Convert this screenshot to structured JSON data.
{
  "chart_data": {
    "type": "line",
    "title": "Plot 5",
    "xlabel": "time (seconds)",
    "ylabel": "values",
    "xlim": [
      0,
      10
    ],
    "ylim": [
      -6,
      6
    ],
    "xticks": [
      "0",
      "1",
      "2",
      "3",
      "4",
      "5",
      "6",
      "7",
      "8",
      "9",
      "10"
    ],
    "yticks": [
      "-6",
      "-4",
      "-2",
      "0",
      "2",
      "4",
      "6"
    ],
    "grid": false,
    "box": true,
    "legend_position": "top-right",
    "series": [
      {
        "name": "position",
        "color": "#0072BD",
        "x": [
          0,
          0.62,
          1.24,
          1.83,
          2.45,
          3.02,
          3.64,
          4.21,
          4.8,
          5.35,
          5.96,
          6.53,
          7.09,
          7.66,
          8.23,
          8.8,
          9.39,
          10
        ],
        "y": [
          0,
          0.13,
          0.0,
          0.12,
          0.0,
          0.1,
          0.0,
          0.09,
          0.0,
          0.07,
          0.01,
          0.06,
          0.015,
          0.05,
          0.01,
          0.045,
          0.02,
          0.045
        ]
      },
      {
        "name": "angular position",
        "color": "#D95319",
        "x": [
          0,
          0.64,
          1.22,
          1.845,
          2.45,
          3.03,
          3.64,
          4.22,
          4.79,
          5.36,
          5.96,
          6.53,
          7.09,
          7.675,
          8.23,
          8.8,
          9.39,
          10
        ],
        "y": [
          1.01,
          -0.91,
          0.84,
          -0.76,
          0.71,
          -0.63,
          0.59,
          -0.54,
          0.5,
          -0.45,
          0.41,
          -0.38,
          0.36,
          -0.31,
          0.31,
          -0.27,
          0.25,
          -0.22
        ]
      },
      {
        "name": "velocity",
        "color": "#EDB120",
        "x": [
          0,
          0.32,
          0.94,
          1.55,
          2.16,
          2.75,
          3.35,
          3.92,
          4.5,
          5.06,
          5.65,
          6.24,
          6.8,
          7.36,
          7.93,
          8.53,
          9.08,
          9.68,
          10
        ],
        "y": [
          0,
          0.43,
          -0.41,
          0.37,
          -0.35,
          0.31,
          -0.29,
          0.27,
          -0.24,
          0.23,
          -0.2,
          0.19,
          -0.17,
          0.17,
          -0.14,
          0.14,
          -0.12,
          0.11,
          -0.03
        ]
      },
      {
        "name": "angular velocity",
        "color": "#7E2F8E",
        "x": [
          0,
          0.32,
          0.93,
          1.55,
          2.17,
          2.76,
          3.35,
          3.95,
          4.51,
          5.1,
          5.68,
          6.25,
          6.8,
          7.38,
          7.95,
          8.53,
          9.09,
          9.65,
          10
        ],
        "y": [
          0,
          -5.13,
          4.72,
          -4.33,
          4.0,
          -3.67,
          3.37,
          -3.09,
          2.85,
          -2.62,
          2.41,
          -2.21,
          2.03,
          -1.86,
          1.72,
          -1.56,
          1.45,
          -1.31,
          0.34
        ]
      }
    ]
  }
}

_ _ _ _ _ _ _

EXERCISE DESCRIPTION: Make a copy of each line that contains the string "velocity".

RESULT OF THE EXERCISE:
        "name": "velocity",
        "name": "angular velocity",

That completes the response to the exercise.